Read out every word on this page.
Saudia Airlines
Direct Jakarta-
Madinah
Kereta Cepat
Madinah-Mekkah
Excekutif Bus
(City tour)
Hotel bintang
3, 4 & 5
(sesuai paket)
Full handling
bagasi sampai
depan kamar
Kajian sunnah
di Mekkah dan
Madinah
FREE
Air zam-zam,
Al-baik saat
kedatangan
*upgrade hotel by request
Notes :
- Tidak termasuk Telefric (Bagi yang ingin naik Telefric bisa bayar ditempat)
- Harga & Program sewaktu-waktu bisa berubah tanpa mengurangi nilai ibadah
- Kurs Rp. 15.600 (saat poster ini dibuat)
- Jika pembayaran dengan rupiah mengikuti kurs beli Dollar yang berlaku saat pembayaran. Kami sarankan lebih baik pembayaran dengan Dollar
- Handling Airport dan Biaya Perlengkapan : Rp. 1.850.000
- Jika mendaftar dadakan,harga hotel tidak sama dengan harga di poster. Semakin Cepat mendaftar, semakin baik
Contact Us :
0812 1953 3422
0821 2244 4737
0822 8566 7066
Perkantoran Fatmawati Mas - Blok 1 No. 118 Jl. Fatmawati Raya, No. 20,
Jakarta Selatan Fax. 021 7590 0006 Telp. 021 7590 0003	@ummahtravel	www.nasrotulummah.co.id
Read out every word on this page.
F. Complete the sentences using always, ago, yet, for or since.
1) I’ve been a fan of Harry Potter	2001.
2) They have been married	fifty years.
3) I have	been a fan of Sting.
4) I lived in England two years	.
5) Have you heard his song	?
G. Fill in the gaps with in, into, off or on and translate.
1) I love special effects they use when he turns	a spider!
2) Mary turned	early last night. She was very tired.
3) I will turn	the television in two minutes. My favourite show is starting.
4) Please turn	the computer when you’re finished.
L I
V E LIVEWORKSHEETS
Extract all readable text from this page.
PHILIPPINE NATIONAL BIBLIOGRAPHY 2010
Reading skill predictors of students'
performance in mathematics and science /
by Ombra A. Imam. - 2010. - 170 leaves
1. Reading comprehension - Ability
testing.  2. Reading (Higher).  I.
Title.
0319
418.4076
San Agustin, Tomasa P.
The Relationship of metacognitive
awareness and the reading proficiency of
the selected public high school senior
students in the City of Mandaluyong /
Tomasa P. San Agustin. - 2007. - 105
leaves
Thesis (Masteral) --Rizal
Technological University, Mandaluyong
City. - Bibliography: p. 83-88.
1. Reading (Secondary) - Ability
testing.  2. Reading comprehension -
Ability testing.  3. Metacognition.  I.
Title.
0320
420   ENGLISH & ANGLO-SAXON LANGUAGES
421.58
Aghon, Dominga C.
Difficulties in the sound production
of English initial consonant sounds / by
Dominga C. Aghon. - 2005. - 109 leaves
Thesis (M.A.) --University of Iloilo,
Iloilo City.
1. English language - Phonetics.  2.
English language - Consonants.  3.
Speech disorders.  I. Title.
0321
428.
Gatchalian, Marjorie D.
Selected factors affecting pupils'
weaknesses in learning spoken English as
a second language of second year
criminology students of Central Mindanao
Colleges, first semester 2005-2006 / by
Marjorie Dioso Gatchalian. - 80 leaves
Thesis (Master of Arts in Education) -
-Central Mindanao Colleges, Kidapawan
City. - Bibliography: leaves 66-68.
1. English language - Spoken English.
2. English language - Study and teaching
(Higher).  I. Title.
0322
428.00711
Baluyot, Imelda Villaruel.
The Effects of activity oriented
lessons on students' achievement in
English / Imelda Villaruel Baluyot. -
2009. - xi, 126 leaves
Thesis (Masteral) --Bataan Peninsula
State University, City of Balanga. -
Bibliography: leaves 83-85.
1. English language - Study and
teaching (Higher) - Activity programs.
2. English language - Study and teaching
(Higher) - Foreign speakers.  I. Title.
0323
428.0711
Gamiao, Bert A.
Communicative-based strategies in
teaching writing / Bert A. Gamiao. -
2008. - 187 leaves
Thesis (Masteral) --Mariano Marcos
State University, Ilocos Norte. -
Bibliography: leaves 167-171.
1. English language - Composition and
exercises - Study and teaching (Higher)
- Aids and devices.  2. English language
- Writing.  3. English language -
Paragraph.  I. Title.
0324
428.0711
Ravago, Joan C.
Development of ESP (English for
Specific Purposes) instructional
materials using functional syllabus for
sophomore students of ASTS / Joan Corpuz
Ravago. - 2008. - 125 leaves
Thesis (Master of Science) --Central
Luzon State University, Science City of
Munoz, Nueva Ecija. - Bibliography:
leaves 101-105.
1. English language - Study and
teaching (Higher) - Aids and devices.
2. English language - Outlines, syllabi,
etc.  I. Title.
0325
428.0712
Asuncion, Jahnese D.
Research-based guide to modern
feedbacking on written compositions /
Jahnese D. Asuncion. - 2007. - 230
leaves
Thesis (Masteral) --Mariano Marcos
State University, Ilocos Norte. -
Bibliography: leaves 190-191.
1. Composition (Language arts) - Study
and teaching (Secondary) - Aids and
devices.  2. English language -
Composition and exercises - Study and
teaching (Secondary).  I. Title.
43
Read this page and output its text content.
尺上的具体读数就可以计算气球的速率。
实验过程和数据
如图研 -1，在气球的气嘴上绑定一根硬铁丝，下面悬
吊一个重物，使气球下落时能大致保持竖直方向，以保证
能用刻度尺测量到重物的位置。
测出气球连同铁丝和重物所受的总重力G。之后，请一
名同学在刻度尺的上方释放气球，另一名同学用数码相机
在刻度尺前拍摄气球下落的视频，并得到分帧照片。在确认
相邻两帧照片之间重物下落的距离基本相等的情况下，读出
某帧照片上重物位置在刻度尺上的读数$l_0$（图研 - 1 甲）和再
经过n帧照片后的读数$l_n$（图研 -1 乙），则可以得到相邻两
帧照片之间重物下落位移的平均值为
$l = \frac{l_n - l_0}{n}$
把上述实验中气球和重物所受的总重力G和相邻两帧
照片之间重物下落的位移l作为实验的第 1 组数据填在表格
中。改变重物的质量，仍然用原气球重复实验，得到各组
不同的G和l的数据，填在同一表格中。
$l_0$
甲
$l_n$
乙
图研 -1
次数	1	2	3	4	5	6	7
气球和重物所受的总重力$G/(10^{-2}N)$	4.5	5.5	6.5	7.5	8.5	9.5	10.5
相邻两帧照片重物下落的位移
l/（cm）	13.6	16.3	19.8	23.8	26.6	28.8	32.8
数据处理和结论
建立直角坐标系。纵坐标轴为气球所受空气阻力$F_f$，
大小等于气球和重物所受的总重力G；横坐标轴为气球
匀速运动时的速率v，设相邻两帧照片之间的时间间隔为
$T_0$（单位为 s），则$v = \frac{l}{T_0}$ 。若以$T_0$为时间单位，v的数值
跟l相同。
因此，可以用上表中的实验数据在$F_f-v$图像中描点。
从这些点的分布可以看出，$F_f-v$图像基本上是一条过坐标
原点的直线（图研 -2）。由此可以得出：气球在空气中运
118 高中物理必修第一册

JOB: In the listing, find each line with the string "Ravago" and copy it.

ANSWER:
Ravago, Joan C.
Ravago. - 2008. - 125 leaves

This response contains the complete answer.